Your objective
Report only the number of lines holding "this".

Supplied material
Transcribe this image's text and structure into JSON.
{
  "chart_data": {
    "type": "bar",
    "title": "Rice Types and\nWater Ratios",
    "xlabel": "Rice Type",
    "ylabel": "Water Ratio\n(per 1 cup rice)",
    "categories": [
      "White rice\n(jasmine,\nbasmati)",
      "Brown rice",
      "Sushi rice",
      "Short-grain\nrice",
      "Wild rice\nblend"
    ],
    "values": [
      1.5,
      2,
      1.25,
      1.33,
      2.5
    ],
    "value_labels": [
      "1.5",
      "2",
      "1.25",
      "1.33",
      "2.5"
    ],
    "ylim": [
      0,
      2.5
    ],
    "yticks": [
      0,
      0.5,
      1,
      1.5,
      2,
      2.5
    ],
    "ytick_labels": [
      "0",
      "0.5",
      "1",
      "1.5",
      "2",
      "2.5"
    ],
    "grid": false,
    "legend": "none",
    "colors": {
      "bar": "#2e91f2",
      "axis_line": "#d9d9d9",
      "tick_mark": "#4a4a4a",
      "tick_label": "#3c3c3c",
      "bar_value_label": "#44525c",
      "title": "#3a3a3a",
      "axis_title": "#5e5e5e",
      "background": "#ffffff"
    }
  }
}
...
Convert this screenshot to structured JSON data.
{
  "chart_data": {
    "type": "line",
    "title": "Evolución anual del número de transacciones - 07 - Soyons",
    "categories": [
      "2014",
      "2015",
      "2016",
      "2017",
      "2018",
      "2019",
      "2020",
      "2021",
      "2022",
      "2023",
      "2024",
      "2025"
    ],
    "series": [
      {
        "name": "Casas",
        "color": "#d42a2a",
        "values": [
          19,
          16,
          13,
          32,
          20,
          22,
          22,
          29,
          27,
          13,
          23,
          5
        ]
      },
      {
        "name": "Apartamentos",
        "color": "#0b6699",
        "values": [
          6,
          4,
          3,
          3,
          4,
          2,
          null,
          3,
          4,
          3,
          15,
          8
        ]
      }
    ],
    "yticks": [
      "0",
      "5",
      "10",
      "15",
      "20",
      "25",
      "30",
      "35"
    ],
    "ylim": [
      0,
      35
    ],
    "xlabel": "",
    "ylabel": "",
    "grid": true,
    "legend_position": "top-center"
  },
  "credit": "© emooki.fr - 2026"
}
--
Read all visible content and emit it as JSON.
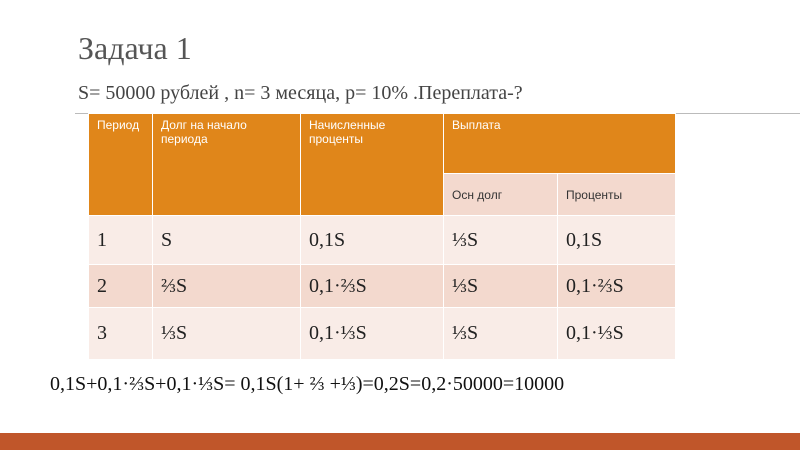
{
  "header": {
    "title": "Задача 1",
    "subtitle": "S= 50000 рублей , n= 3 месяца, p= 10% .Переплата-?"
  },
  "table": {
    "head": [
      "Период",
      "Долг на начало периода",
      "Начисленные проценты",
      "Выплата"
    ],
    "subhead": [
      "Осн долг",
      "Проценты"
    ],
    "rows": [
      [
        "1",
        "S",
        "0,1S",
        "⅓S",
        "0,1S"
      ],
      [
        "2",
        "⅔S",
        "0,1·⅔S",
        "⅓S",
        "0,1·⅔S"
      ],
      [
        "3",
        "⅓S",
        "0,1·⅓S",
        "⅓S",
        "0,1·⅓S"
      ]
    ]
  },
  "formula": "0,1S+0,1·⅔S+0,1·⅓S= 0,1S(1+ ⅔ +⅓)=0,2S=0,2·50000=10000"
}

Exercise answer
2